SUPPLIED PASSAGE -
##############################

Studio album by Gary Moore
- Released: 29 May 1995
- Genre: Blues rock, hard rock
- Length: 55:47
- Label: Charisma
- Producer: Gary Moore, Ian Taylor

Gary Moore chronology
| Ballads & Blues 1982–1994 (1994) | Blues for Greeny (1995) | Dark Days in Paradise (1997) |

Singles from Blues for Greeny
- "Need Your Love So Bad" Released: 5 June 1995;

= Blues for Greeny =

Blues for Greeny is the tenth solo studio by Irish guitarist and singer Gary Moore, released in 1995. It is a tribute to Peter Green, guitarist and founder member of the band Fleetwood Mac. The album was recorded using the same 1959 Les Paul Standard Green played on the original tracks. Green loaned and then sold the guitar to Moore after leaving Fleetwood Mac.

Professional ratings
Review scores
| Source | Rating |
| AllMusic |  |
| sputnikmusic |  |
| The Penguin Guide to Blues Recordings |  |

==Track listing==

| No. | Title | Writer(s) | Original artist | Original appearance | Timing | Notes |
| 1 | If You Be My Baby | Peter Green, Clifford Adams | Fleetwood Mac | Mr. Wonderful (1968) | 6:38 |  |
| 2 | Long Grey Mare | Green | Fleetwood Mac | Fleetwood Mac (1968) | 2:04 |  |
| 3 | Merry-Go-Round | Green | Fleetwood Mac | Fleetwood Mac (1968) | 4:14 |  |
| 4 | I Loved Another Woman | Green | Fleetwood Mac | Fleetwood Mac (1968) | 3:05 |  |
| 5 | Need Your Love So Bad | Little Willie John, Mertis John Jr. | Little Willie John | Single release (1955) | 7:54 | Sourced from Fleetwood Mac's 1968 cover of the song |
| 6 | The Same Way | Green | John Mayall & the Bluesbreakers | A Hard Road (1967) | 2:35 |  |
| 7 | The Supernatural | Green | John Mayall & the Bluesbreakers | A Hard Road (1967) | 3:00 |  |
| 8 | Driftin' | Green | Fleetwood Mac | The Original Fleetwood Mac (1971) | 8:29 | Recorded 1967 - The Original Fleetwood Mac was an archive album |
| 9 | Showbiz Blues | Green | Fleetwood Mac | Then Play On (1969) | 4:08 |  |
| 10 | Love That Burns | Green, Adams | Fleetwood Mac | Mr. Wonderful (1968) | 6:28 |  |
| 11 | Looking For Somebody | Green | Fleetwood Mac | Fleetwood Mac (1968) | 7:12 |

1.

Bonus tracks on the 2003 digitally remastered edition. These Bonus tracks were released as CD-single tracks on Need Your Love So Bad CD-Single VSCDG 1456.

##############################

RECORD EXCERPTS -

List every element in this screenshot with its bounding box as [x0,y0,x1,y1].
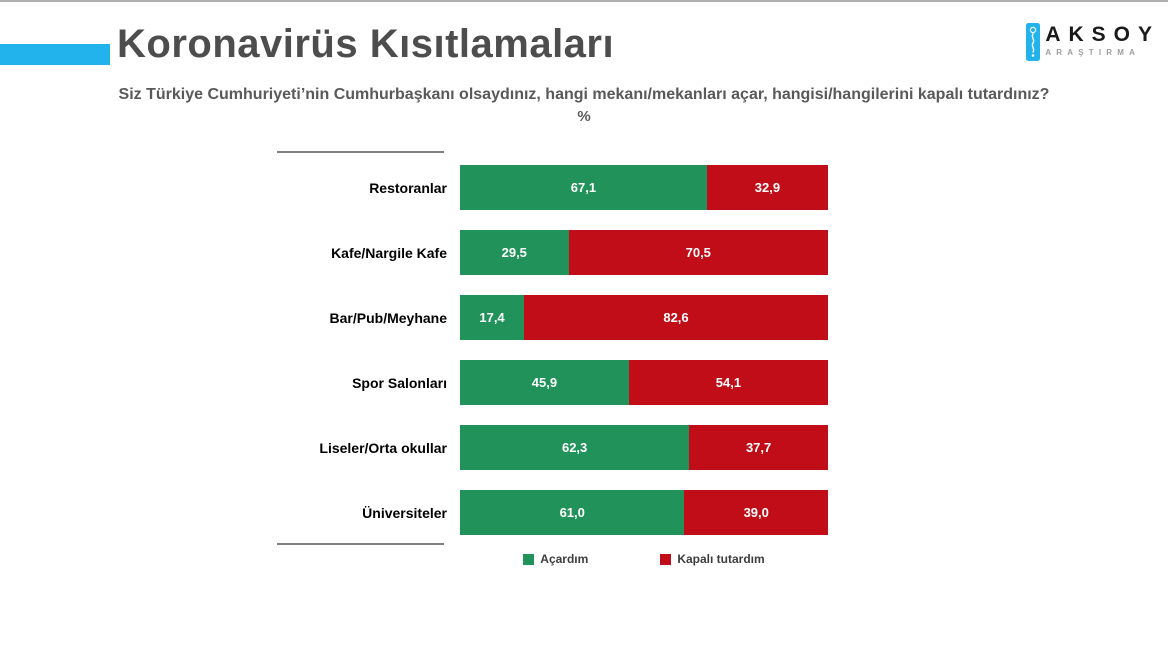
segment-closed: 32,9 [706,165,828,210]
segment-closed: 70,5 [568,230,828,275]
top-border-line [0,0,1168,2]
segment-open-value: 61,0 [559,505,585,520]
segment-open-value: 17,4 [479,310,505,325]
segment-open: 17,4 [460,295,525,340]
bar-track: 17,4 82,6 [460,295,828,340]
segment-open: 61,0 [460,490,685,535]
segment-closed-value: 70,5 [685,245,711,260]
segment-closed: 39,0 [684,490,828,535]
chart-legend: Açardım Kapalı tutardım [460,552,828,566]
page-title: Koronavirüs Kısıtlamaları [117,22,615,66]
bar-track: 62,3 37,7 [460,425,828,470]
category-label: Liseler/Orta okullar [319,439,447,456]
aksoy-logo: AKSOY ARAŞTIRMA [1026,23,1160,61]
bar-track: 29,5 70,5 [460,230,828,275]
segment-closed-value: 54,1 [715,375,742,390]
logo-tagline: ARAŞTIRMA [1045,48,1141,58]
category-label: Restoranlar [369,179,447,196]
category-label: Spor Salonları [352,374,447,391]
segment-closed: 82,6 [524,295,828,340]
segment-open: 67,1 [460,165,707,210]
segment-open: 62,3 [460,425,690,470]
bar-track: 45,9 54,1 [460,360,828,405]
segment-open: 45,9 [460,360,629,405]
bar-row: Liseler/Orta okullar 62,3 37,7 [277,425,828,470]
segment-closed-value: 39,0 [743,505,769,520]
legend-item-closed: Kapalı tutardım [660,552,765,566]
segment-closed: 37,7 [689,425,828,470]
legend-swatch-closed [660,553,672,565]
segment-closed-value: 32,9 [754,180,781,195]
divider-line-top [277,151,444,153]
legend-label-open: Açardım [540,552,589,566]
segment-open-value: 29,5 [501,245,527,260]
category-label: Üniversiteler [362,504,447,521]
bar-rows: Restoranlar 67,1 32,9 Kafe/Nargile Kafe … [277,165,828,535]
segment-open-value: 62,3 [561,440,588,455]
segment-closed-value: 82,6 [663,310,689,325]
aksoy-logo-icon [1026,23,1041,61]
segment-open: 29,5 [460,230,569,275]
segment-open-value: 45,9 [531,375,558,390]
bar-track: 61,0 39,0 [460,490,828,535]
divider-line-bottom [277,543,444,545]
logo-wordmark: AKSOY [1045,23,1160,46]
bar-track: 67,1 32,9 [460,165,828,210]
segment-closed-value: 37,7 [745,440,772,455]
legend-label-closed: Kapalı tutardım [677,552,765,566]
bar-row: Spor Salonları 45,9 54,1 [277,360,828,405]
segment-open-value: 67,1 [570,180,597,195]
category-label: Kafe/Nargile Kafe [331,244,447,261]
logo-text: AKSOY ARAŞTIRMA [1045,23,1160,57]
bar-row: Üniversiteler 61,0 39,0 [277,490,828,535]
stacked-bar-chart: Restoranlar 67,1 32,9 Kafe/Nargile Kafe … [277,151,828,566]
legend-item-open: Açardım [523,552,588,566]
title-accent-bar [0,44,110,65]
bar-row: Kafe/Nargile Kafe 29,5 70,5 [277,230,828,275]
segment-closed: 54,1 [628,360,828,405]
category-label: Bar/Pub/Meyhane [329,309,447,326]
bar-row: Bar/Pub/Meyhane 17,4 82,6 [277,295,828,340]
legend-swatch-open [523,553,535,565]
survey-question: Siz Türkiye Cumhuriyeti’nin Cumhurbaşkan… [118,86,1050,103]
bar-row: Restoranlar 67,1 32,9 [277,165,828,210]
unit-label: % [577,108,591,125]
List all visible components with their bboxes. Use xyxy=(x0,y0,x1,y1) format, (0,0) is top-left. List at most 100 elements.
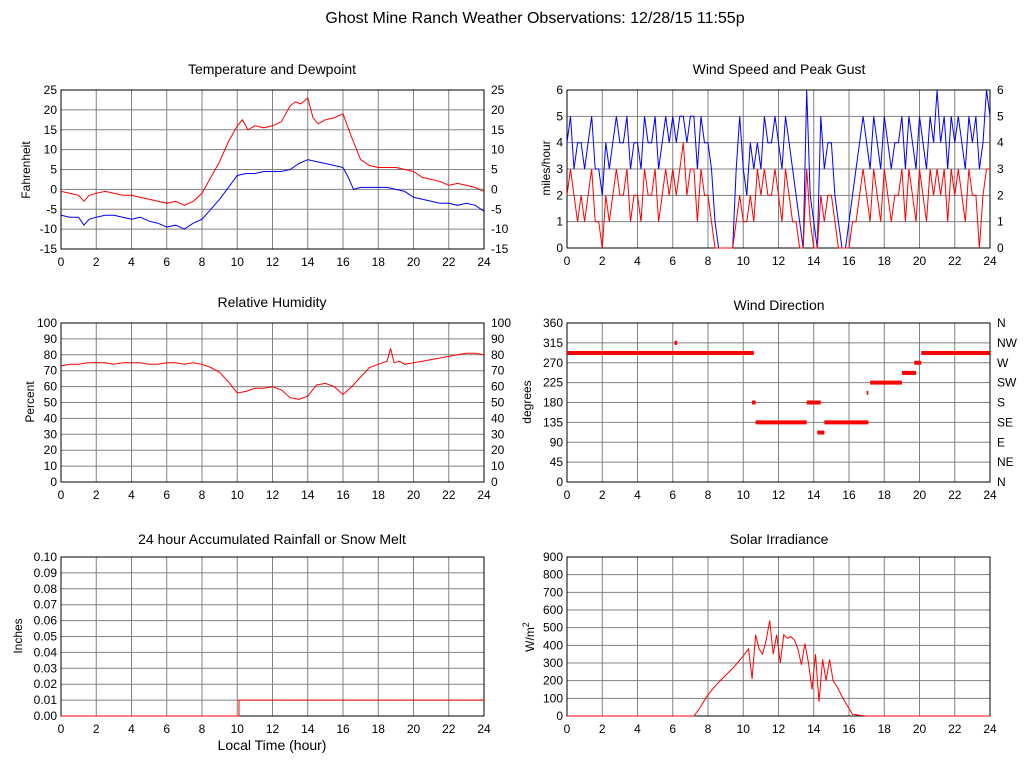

##############################

INSTRUCTIONS TO FOLLOW - Retype the part of the Blues for Greeny page that opens with the words containing "Bonus tracks on" and closes with "CD-Single VSCDG 1456.".

TASK SOLUTION -
Bonus tracks on the 2003 digitally remastered edition. These Bonus tracks were released as CD-single tracks on Need Your Love So Bad CD-Single VSCDG 1456.